EXERCISE PROMPT.
Extract all of the entries and set them down verbatim.

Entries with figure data
(begin)

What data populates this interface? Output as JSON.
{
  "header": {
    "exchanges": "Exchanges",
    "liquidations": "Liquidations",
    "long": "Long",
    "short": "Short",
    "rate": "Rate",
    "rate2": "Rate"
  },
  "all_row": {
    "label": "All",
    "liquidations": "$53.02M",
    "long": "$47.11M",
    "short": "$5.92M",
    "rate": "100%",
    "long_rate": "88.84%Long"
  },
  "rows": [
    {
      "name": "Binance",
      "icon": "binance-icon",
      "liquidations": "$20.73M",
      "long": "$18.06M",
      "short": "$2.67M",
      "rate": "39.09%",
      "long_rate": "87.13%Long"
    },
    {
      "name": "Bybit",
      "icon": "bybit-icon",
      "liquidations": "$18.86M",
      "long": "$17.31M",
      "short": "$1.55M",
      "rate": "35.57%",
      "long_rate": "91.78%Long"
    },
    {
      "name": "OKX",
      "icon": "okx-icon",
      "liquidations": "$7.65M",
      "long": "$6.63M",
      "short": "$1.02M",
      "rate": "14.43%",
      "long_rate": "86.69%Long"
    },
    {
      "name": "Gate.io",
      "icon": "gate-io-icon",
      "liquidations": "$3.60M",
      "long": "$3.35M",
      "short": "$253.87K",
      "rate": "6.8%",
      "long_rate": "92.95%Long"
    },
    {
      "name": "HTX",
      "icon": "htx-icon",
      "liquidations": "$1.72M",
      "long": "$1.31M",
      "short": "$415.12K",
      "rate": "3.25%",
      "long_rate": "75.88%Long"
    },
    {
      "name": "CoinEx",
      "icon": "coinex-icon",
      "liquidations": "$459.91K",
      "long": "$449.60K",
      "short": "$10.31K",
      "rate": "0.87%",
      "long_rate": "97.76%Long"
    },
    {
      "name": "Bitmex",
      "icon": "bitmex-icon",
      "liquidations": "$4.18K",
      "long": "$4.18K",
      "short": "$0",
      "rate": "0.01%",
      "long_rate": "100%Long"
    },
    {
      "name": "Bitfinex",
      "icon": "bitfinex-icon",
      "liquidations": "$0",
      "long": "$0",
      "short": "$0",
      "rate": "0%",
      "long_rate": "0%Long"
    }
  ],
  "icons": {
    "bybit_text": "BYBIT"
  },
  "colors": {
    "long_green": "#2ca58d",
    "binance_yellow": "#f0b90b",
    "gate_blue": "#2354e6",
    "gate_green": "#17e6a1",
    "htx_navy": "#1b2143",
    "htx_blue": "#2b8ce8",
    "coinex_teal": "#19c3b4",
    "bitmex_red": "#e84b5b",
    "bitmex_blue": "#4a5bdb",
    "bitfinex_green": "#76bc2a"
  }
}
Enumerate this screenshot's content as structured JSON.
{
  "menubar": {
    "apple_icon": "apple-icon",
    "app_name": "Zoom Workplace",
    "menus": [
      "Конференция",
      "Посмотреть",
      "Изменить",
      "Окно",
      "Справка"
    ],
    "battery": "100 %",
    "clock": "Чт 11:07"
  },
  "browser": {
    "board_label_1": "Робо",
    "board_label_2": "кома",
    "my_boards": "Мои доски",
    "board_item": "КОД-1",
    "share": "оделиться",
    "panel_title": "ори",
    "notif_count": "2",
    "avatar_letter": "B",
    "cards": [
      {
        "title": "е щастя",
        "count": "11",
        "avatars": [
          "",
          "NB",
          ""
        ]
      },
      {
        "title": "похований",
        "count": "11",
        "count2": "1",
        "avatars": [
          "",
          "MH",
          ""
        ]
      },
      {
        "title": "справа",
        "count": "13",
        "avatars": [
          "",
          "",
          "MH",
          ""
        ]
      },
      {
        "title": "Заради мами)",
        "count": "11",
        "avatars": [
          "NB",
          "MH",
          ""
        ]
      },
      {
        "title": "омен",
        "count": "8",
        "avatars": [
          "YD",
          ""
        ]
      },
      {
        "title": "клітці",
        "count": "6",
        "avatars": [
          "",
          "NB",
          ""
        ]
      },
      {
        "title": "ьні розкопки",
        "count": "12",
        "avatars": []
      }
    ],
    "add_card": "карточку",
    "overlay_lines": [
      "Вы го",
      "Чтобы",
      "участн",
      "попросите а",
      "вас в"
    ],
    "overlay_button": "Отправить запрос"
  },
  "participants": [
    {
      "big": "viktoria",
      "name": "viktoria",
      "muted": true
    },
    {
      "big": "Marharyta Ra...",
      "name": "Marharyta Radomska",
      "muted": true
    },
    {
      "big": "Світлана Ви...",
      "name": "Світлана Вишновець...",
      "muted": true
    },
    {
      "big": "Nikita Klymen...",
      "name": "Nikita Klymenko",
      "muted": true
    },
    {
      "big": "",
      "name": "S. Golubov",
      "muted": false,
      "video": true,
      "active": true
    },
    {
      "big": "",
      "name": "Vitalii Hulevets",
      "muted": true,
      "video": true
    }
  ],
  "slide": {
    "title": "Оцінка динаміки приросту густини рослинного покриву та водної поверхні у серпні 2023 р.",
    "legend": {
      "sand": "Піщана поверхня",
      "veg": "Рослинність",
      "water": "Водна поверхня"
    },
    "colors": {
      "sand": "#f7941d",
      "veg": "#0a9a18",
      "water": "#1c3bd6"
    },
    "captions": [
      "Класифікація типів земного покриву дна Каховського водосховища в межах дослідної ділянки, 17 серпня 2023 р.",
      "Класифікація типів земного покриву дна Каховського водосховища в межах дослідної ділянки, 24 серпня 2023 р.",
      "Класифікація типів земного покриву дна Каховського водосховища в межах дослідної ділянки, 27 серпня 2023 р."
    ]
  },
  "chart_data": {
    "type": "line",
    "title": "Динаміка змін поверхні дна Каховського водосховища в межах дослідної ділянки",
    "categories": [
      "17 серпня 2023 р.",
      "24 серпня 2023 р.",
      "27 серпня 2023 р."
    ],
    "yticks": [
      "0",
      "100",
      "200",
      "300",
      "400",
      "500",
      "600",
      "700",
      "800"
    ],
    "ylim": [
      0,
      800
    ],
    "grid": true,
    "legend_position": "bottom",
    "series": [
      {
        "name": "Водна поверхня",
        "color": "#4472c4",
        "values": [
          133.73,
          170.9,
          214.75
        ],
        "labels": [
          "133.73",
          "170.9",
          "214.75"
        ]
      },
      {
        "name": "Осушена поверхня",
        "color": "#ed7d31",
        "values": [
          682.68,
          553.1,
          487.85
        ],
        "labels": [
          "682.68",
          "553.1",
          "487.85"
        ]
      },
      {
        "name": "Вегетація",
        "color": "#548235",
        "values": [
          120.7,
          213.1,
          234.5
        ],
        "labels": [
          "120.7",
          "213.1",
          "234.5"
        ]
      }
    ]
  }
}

(end)

SOLUTION.
What data populates this interface? Output as JSON.
{
  "header": {
    "exchanges": "Exchanges",
    "liquidations": "Liquidations",
    "long": "Long",
    "short": "Short",
    "rate": "Rate",
    "rate2": "Rate"
  },
  "all_row": {
    "label": "All",
    "liquidations": "$53.02M",
    "long": "$47.11M",
    "short": "$5.92M",
    "rate": "100%",
    "long_rate": "88.84%Long"
  },
  "rows": [
    {
      "name": "Binance",
      "icon": "binance-icon",
      "liquidations": "$20.73M",
      "long": "$18.06M",
      "short": "$2.67M",
      "rate": "39.09%",
      "long_rate": "87.13%Long"
    },
    {
      "name": "Bybit",
      "icon": "bybit-icon",
      "liquidations": "$18.86M",
      "long": "$17.31M",
      "short": "$1.55M",
      "rate": "35.57%",
      "long_rate": "91.78%Long"
    },
    {
      "name": "OKX",
      "icon": "okx-icon",
      "liquidations": "$7.65M",
      "long": "$6.63M",
      "short": "$1.02M",
      "rate": "14.43%",
      "long_rate": "86.69%Long"
    },
    {
      "name": "Gate.io",
      "icon": "gate-io-icon",
      "liquidations": "$3.60M",
      "long": "$3.35M",
      "short": "$253.87K",
      "rate": "6.8%",
      "long_rate": "92.95%Long"
    },
    {
      "name": "HTX",
      "icon": "htx-icon",
      "liquidations": "$1.72M",
      "long": "$1.31M",
      "short": "$415.12K",
      "rate": "3.25%",
      "long_rate": "75.88%Long"
    },
    {
      "name": "CoinEx",
      "icon": "coinex-icon",
      "liquidations": "$459.91K",
      "long": "$449.60K",
      "short": "$10.31K",
      "rate": "0.87%",
      "long_rate": "97.76%Long"
    },
    {
      "name": "Bitmex",
      "icon": "bitmex-icon",
      "liquidations": "$4.18K",
      "long": "$4.18K",
      "short": "$0",
      "rate": "0.01%",
      "long_rate": "100%Long"
    },
    {
      "name": "Bitfinex",
      "icon": "bitfinex-icon",
      "liquidations": "$0",
      "long": "$0",
      "short": "$0",
      "rate": "0%",
      "long_rate": "0%Long"
    }
  ],
  "icons": {
    "bybit_text": "BYBIT"
  },
  "colors": {
    "long_green": "#2ca58d",
    "binance_yellow": "#f0b90b",
    "gate_blue": "#2354e6",
    "gate_green": "#17e6a1",
    "htx_navy": "#1b2143",
    "htx_blue": "#2b8ce8",
    "coinex_teal": "#19c3b4",
    "bitmex_red": "#e84b5b",
    "bitmex_blue": "#4a5bdb",
    "bitfinex_green": "#76bc2a"
  }
}
Enumerate this screenshot's content as structured JSON.
{
  "menubar": {
    "apple_icon": "apple-icon",
    "app_name": "Zoom Workplace",
    "menus": [
      "Конференция",
      "Посмотреть",
      "Изменить",
      "Окно",
      "Справка"
    ],
    "battery": "100 %",
    "clock": "Чт 11:07"
  },
  "browser": {
    "board_label_1": "Робо",
    "board_label_2": "кома",
    "my_boards": "Мои доски",
    "board_item": "КОД-1",
    "share": "оделиться",
    "panel_title": "ори",
    "notif_count": "2",
    "avatar_letter": "B",
    "cards": [
      {
        "title": "е щастя",
        "count": "11",
        "avatars": [
          "",
          "NB",
          ""
        ]
      },
      {
        "title": "похований",
        "count": "11",
        "count2": "1",
        "avatars": [
          "",
          "MH",
          ""
        ]
      },
      {
        "title": "справа",
        "count": "13",
        "avatars": [
          "",
          "",
          "MH",
          ""
        ]
      },
      {
        "title": "Заради мами)",
        "count": "11",
        "avatars": [
          "NB",
          "MH",
          ""
        ]
      },
      {
        "title": "омен",
        "count": "8",
        "avatars": [
          "YD",
          ""
        ]
      },
      {
        "title": "клітці",
        "count": "6",
        "avatars": [
          "",
          "NB",
          ""
        ]
      },
      {
        "title": "ьні розкопки",
        "count": "12",
        "avatars": []
      }
    ],
    "add_card": "карточку",
    "overlay_lines": [
      "Вы го",
      "Чтобы",
      "участн",
      "попросите а",
      "вас в"
    ],
    "overlay_button": "Отправить запрос"
  },
  "participants": [
    {
      "big": "viktoria",
      "name": "viktoria",
      "muted": true
    },
    {
      "big": "Marharyta Ra...",
      "name": "Marharyta Radomska",
      "muted": true
    },
    {
      "big": "Світлана Ви...",
      "name": "Світлана Вишновець...",
      "muted": true
    },
    {
      "big": "Nikita Klymen...",
      "name": "Nikita Klymenko",
      "muted": true
    },
    {
      "big": "",
      "name": "S. Golubov",
      "muted": false,
      "video": true,
      "active": true
    },
    {
      "big": "",
      "name": "Vitalii Hulevets",
      "muted": true,
      "video": true
    }
  ],
  "slide": {
    "title": "Оцінка динаміки приросту густини рослинного покриву та водної поверхні у серпні 2023 р.",
    "legend": {
      "sand": "Піщана поверхня",
      "veg": "Рослинність",
      "water": "Водна поверхня"
    },
    "colors": {
      "sand": "#f7941d",
      "veg": "#0a9a18",
      "water": "#1c3bd6"
    },
    "captions": [
      "Класифікація типів земного покриву дна Каховського водосховища в межах дослідної ділянки, 17 серпня 2023 р.",
      "Класифікація типів земного покриву дна Каховського водосховища в межах дослідної ділянки, 24 серпня 2023 р.",
      "Класифікація типів земного покриву дна Каховського водосховища в межах дослідної ділянки, 27 серпня 2023 р."
    ]
  },
  "chart_data": {
    "type": "line",
    "title": "Динаміка змін поверхні дна Каховського водосховища в межах дослідної ділянки",
    "categories": [
      "17 серпня 2023 р.",
      "24 серпня 2023 р.",
      "27 серпня 2023 р."
    ],
    "yticks": [
      "0",
      "100",
      "200",
      "300",
      "400",
      "500",
      "600",
      "700",
      "800"
    ],
    "ylim": [
      0,
      800
    ],
    "grid": true,
    "legend_position": "bottom",
    "series": [
      {
        "name": "Водна поверхня",
        "color": "#4472c4",
        "values": [
          133.73,
          170.9,
          214.75
        ],
        "labels": [
          "133.73",
          "170.9",
          "214.75"
        ]
      },
      {
        "name": "Осушена поверхня",
        "color": "#ed7d31",
        "values": [
          682.68,
          553.1,
          487.85
        ],
        "labels": [
          "682.68",
          "553.1",
          "487.85"
        ]
      },
      {
        "name": "Вегетація",
        "color": "#548235",
        "values": [
          120.7,
          213.1,
          234.5
        ],
        "labels": [
          "120.7",
          "213.1",
          "234.5"
        ]
      }
    ]
  }
}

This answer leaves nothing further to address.